= PROBLEM STATEMENT =
Copy the lines holding the word "culturale", all of them.

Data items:
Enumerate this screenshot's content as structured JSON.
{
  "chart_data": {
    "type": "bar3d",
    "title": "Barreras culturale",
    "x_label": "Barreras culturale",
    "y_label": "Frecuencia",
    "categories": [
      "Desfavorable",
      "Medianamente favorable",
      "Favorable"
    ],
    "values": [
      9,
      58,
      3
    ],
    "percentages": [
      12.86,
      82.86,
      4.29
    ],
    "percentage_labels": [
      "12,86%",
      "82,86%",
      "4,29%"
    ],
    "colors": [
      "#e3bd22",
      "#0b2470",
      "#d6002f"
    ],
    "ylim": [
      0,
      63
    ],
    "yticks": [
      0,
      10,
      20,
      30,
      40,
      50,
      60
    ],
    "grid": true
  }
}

= ANSWER TO THIS PROBLEM =
    "title": "Barreras culturale",
    "x_label": "Barreras culturale",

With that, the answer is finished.